What is asked: Reproduce the entries exactly.
══ Data to process
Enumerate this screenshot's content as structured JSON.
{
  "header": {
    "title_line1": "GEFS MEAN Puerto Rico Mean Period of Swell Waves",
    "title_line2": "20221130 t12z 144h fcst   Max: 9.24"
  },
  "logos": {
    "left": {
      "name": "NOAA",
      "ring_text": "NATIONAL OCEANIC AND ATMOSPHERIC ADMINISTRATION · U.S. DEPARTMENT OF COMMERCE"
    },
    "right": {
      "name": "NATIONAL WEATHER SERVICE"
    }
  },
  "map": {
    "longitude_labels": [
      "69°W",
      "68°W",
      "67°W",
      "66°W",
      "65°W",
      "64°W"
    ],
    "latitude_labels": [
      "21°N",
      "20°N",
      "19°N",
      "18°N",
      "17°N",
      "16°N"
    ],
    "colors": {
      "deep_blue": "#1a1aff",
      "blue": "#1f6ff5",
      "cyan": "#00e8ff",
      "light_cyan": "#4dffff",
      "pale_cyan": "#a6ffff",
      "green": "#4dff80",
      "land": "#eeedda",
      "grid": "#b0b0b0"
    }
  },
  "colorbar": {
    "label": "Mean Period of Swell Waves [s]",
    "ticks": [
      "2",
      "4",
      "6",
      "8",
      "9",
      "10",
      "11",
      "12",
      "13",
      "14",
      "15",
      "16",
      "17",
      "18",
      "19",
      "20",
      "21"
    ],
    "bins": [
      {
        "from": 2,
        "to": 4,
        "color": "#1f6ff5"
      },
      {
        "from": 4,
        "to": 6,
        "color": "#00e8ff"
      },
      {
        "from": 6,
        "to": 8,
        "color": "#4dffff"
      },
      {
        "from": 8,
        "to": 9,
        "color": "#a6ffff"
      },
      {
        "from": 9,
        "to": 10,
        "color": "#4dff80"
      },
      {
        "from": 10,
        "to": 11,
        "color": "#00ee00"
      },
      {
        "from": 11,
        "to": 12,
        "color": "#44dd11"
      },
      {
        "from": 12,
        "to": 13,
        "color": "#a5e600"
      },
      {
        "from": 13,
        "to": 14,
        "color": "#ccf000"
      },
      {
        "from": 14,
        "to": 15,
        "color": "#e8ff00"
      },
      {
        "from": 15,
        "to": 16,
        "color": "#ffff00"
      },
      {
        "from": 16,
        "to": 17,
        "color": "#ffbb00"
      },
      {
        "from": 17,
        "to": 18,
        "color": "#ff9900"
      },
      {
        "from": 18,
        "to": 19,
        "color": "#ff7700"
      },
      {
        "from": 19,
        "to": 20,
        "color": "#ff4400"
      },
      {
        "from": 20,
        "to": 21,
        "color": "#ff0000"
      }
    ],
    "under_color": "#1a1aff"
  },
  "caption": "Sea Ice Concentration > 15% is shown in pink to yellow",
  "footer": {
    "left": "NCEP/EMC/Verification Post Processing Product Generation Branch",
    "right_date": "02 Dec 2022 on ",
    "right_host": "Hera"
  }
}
════
Task result:
Enumerate this screenshot's content as structured JSON.
{
  "header": {
    "title_line1": "GEFS MEAN Puerto Rico Mean Period of Swell Waves",
    "title_line2": "20221130 t12z 144h fcst   Max: 9.24"
  },
  "logos": {
    "left": {
      "name": "NOAA",
      "ring_text": "NATIONAL OCEANIC AND ATMOSPHERIC ADMINISTRATION · U.S. DEPARTMENT OF COMMERCE"
    },
    "right": {
      "name": "NATIONAL WEATHER SERVICE"
    }
  },
  "map": {
    "longitude_labels": [
      "69°W",
      "68°W",
      "67°W",
      "66°W",
      "65°W",
      "64°W"
    ],
    "latitude_labels": [
      "21°N",
      "20°N",
      "19°N",
      "18°N",
      "17°N",
      "16°N"
    ],
    "colors": {
      "deep_blue": "#1a1aff",
      "blue": "#1f6ff5",
      "cyan": "#00e8ff",
      "light_cyan": "#4dffff",
      "pale_cyan": "#a6ffff",
      "green": "#4dff80",
      "land": "#eeedda",
      "grid": "#b0b0b0"
    }
  },
  "colorbar": {
    "label": "Mean Period of Swell Waves [s]",
    "ticks": [
      "2",
      "4",
      "6",
      "8",
      "9",
      "10",
      "11",
      "12",
      "13",
      "14",
      "15",
      "16",
      "17",
      "18",
      "19",
      "20",
      "21"
    ],
    "bins": [
      {
        "from": 2,
        "to": 4,
        "color": "#1f6ff5"
      },
      {
        "from": 4,
        "to": 6,
        "color": "#00e8ff"
      },
      {
        "from": 6,
        "to": 8,
        "color": "#4dffff"
      },
      {
        "from": 8,
        "to": 9,
        "color": "#a6ffff"
      },
      {
        "from": 9,
        "to": 10,
        "color": "#4dff80"
      },
      {
        "from": 10,
        "to": 11,
        "color": "#00ee00"
      },
      {
        "from": 11,
        "to": 12,
        "color": "#44dd11"
      },
      {
        "from": 12,
        "to": 13,
        "color": "#a5e600"
      },
      {
        "from": 13,
        "to": 14,
        "color": "#ccf000"
      },
      {
        "from": 14,
        "to": 15,
        "color": "#e8ff00"
      },
      {
        "from": 15,
        "to": 16,
        "color": "#ffff00"
      },
      {
        "from": 16,
        "to": 17,
        "color": "#ffbb00"
      },
      {
        "from": 17,
        "to": 18,
        "color": "#ff9900"
      },
      {
        "from": 18,
        "to": 19,
        "color": "#ff7700"
      },
      {
        "from": 19,
        "to": 20,
        "color": "#ff4400"
      },
      {
        "from": 20,
        "to": 21,
        "color": "#ff0000"
      }
    ],
    "under_color": "#1a1aff"
  },
  "caption": "Sea Ice Concentration > 15% is shown in pink to yellow",
  "footer": {
    "left": "NCEP/EMC/Verification Post Processing Product Generation Branch",
    "right_date": "02 Dec 2022 on ",
    "right_host": "Hera"
  }
}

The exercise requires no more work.